_What to do_: Set the listing down again in full, word for word, with the pictures left out.

[Records that describe figures]
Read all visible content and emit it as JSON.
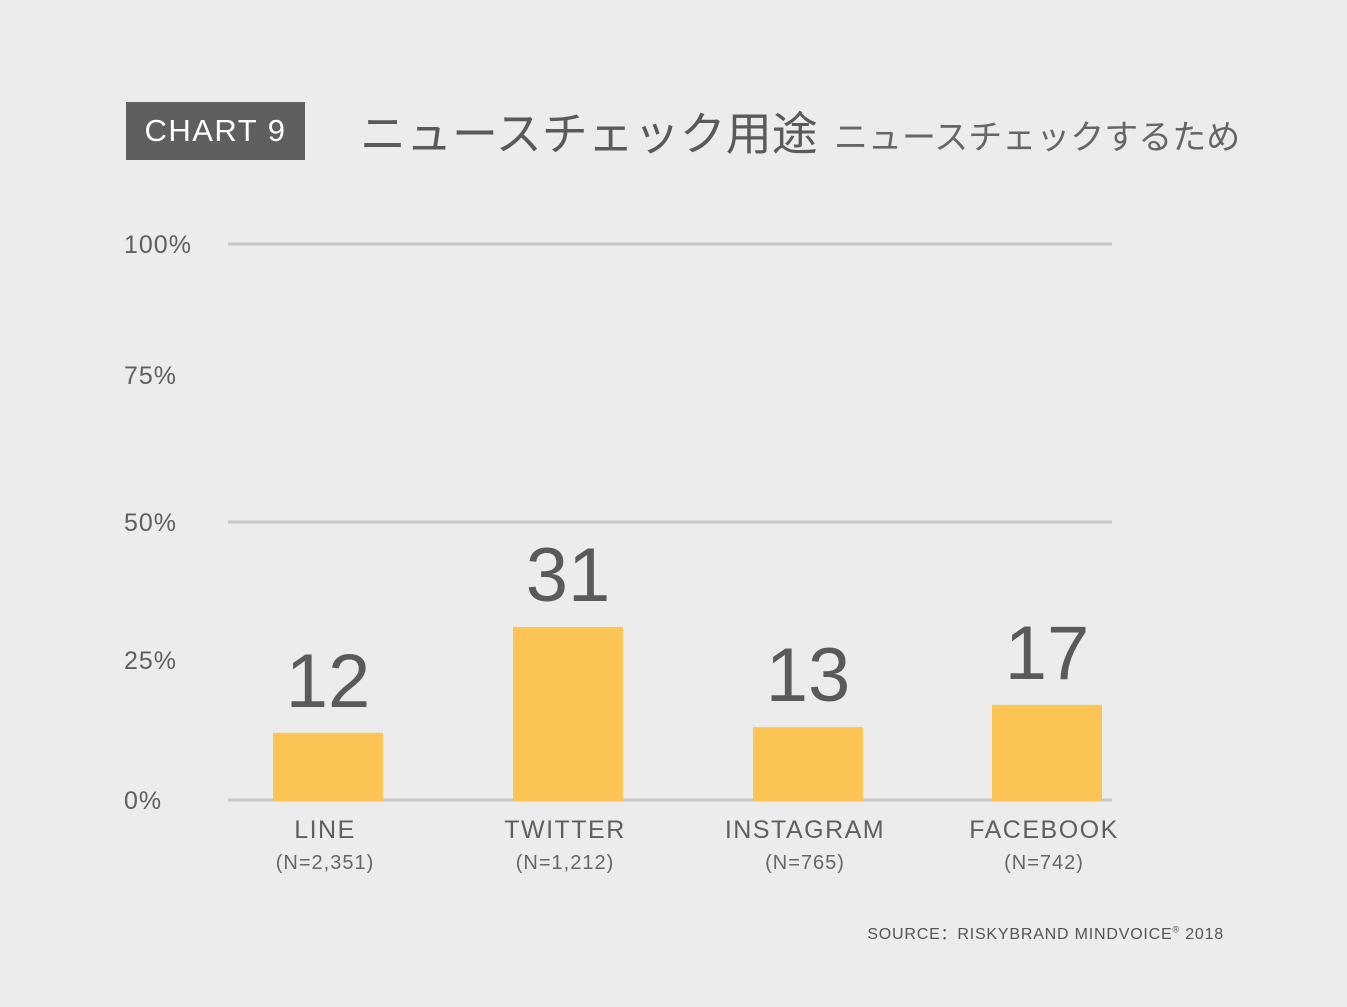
{
  "header": {
    "badge": "CHART 9",
    "title": "ニュースチェック用途",
    "subtitle": "ニュースチェックするため"
  },
  "footer": {
    "source_prefix": "SOURCE：RISKYBRAND MINDVOICE",
    "source_mark": "®",
    "source_year": " 2018"
  },
  "colors": {
    "background": "#ececec",
    "bar": "#fcc454",
    "gridline": "#c7c7c7",
    "badge_bg": "#5f5f5f",
    "text": "#5f5f5f"
  },
  "chart_data": {
    "type": "bar",
    "categories": [
      "LINE",
      "TWITTER",
      "INSTAGRAM",
      "FACEBOOK"
    ],
    "sample_sizes": [
      "(N=2,351)",
      "(N=1,212)",
      "(N=765)",
      "(N=742)"
    ],
    "values": [
      12,
      31,
      13,
      17
    ],
    "ylim": [
      0,
      100
    ],
    "yticks": [
      0,
      25,
      50,
      75,
      100
    ],
    "ytick_labels": [
      "0%",
      "25%",
      "50%",
      "75%",
      "100%"
    ],
    "gridlines_at": [
      0,
      50,
      100
    ],
    "xlabel": "",
    "ylabel": ""
  }
}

_Exercise solution_:
Read all visible content and emit it as JSON.
{
  "header": {
    "badge": "CHART 9",
    "title": "ニュースチェック用途",
    "subtitle": "ニュースチェックするため"
  },
  "footer": {
    "source_prefix": "SOURCE：RISKYBRAND MINDVOICE",
    "source_mark": "®",
    "source_year": " 2018"
  },
  "colors": {
    "background": "#ececec",
    "bar": "#fcc454",
    "gridline": "#c7c7c7",
    "badge_bg": "#5f5f5f",
    "text": "#5f5f5f"
  },
  "chart_data": {
    "type": "bar",
    "categories": [
      "LINE",
      "TWITTER",
      "INSTAGRAM",
      "FACEBOOK"
    ],
    "sample_sizes": [
      "(N=2,351)",
      "(N=1,212)",
      "(N=765)",
      "(N=742)"
    ],
    "values": [
      12,
      31,
      13,
      17
    ],
    "ylim": [
      0,
      100
    ],
    "yticks": [
      0,
      25,
      50,
      75,
      100
    ],
    "ytick_labels": [
      "0%",
      "25%",
      "50%",
      "75%",
      "100%"
    ],
    "gridlines_at": [
      0,
      50,
      100
    ],
    "xlabel": "",
    "ylabel": ""
  }
}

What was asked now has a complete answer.